> **What is required**
Set out every line bearing the string "NAICS".

> **Stored data**
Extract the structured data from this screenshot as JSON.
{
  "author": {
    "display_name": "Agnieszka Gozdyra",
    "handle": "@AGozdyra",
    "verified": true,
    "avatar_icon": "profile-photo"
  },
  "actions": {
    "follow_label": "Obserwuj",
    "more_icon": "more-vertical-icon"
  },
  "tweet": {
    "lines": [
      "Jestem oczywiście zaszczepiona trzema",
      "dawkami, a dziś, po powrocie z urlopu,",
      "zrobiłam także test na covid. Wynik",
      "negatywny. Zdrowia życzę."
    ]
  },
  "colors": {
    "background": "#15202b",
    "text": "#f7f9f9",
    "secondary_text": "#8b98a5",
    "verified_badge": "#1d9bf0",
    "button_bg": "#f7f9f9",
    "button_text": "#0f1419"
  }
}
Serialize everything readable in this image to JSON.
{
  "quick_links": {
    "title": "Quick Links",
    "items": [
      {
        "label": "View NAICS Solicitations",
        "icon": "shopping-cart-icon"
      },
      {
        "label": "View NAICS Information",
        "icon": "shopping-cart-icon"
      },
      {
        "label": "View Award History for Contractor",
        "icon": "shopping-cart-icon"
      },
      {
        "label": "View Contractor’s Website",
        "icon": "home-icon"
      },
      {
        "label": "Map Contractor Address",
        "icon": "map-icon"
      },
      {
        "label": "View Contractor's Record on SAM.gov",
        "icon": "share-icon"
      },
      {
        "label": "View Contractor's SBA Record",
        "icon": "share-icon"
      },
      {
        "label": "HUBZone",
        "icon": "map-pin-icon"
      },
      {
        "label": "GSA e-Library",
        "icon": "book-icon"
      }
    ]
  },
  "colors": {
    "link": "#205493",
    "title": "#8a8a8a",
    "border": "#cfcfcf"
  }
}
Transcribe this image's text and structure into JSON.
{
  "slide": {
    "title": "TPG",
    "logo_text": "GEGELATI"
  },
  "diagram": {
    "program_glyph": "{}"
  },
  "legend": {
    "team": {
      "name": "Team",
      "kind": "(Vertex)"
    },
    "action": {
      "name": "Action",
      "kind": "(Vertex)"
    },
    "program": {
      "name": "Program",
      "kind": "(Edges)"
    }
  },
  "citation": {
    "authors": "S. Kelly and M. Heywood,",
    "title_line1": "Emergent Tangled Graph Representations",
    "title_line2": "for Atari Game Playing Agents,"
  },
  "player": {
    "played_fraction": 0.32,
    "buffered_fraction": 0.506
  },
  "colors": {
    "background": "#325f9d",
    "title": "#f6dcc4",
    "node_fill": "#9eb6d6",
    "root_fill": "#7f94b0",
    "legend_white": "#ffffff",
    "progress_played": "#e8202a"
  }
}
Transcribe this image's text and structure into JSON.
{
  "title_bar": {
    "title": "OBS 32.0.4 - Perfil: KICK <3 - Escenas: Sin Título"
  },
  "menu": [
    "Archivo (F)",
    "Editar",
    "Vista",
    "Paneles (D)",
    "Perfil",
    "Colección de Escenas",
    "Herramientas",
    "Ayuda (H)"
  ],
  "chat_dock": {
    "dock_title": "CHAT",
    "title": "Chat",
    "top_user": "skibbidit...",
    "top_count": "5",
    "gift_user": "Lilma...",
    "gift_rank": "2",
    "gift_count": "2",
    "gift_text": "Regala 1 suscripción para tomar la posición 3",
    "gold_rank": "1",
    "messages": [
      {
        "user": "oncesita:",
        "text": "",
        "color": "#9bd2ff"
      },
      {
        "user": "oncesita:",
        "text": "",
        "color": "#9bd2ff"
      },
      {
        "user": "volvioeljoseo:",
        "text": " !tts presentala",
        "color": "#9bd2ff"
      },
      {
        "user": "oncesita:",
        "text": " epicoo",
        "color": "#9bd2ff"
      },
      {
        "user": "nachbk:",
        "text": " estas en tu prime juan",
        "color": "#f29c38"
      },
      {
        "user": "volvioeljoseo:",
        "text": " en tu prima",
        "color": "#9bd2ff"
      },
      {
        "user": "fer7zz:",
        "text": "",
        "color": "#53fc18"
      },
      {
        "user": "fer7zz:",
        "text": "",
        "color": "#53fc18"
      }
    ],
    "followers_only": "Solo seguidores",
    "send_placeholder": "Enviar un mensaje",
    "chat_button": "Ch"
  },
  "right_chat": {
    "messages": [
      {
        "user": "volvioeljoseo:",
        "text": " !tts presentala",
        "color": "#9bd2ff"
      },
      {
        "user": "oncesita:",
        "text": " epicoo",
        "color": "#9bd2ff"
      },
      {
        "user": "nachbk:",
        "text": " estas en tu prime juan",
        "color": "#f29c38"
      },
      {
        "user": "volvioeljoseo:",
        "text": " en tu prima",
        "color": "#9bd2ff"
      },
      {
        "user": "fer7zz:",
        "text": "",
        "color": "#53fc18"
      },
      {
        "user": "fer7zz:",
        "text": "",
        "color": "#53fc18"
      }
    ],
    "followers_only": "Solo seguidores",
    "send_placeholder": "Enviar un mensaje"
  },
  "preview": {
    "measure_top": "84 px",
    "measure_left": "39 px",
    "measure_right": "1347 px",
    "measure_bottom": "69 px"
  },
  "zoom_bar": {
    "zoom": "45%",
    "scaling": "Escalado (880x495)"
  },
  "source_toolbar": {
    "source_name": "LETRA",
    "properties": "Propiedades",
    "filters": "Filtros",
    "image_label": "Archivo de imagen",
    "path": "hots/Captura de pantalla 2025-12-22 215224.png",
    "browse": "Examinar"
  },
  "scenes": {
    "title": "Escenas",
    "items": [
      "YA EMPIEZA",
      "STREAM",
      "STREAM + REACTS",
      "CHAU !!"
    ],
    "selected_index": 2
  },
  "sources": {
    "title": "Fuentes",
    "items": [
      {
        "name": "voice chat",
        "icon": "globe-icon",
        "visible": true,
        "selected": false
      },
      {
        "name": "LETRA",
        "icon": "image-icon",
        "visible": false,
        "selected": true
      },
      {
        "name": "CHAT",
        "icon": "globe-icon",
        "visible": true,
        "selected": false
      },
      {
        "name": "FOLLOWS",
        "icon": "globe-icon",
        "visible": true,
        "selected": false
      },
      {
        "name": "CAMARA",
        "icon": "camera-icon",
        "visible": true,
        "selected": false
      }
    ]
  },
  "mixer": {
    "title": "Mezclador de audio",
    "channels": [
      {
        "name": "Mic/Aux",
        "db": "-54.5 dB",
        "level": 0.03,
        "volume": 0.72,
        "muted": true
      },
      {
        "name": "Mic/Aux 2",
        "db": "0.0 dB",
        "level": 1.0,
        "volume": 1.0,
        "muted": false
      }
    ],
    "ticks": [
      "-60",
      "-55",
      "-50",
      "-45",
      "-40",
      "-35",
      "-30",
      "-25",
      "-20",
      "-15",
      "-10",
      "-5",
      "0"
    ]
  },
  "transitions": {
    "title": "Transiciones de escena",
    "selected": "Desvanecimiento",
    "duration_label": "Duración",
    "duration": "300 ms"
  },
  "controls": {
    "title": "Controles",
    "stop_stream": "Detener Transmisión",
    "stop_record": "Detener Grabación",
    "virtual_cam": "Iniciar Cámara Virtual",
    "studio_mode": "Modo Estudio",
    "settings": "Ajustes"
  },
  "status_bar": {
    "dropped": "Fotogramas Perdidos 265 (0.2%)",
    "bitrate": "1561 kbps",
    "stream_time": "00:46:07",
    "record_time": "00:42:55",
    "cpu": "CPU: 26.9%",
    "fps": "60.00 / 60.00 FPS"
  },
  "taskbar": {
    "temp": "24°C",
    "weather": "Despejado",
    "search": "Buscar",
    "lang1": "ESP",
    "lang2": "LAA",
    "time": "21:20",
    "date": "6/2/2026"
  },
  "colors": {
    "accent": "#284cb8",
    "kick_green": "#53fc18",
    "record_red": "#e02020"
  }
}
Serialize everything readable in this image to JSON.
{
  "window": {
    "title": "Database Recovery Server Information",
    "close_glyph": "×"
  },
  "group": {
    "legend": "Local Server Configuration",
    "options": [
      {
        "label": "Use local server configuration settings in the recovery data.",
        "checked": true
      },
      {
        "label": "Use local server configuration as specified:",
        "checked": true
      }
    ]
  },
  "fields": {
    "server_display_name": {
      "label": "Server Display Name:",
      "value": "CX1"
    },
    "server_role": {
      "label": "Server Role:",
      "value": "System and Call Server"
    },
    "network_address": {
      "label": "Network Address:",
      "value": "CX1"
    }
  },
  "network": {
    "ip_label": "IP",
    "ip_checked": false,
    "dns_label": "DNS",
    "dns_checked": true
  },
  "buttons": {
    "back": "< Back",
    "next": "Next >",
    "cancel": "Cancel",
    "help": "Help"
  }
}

> **Complete answer**
        "label": "View NAICS Solicitations",
        "label": "View NAICS Information",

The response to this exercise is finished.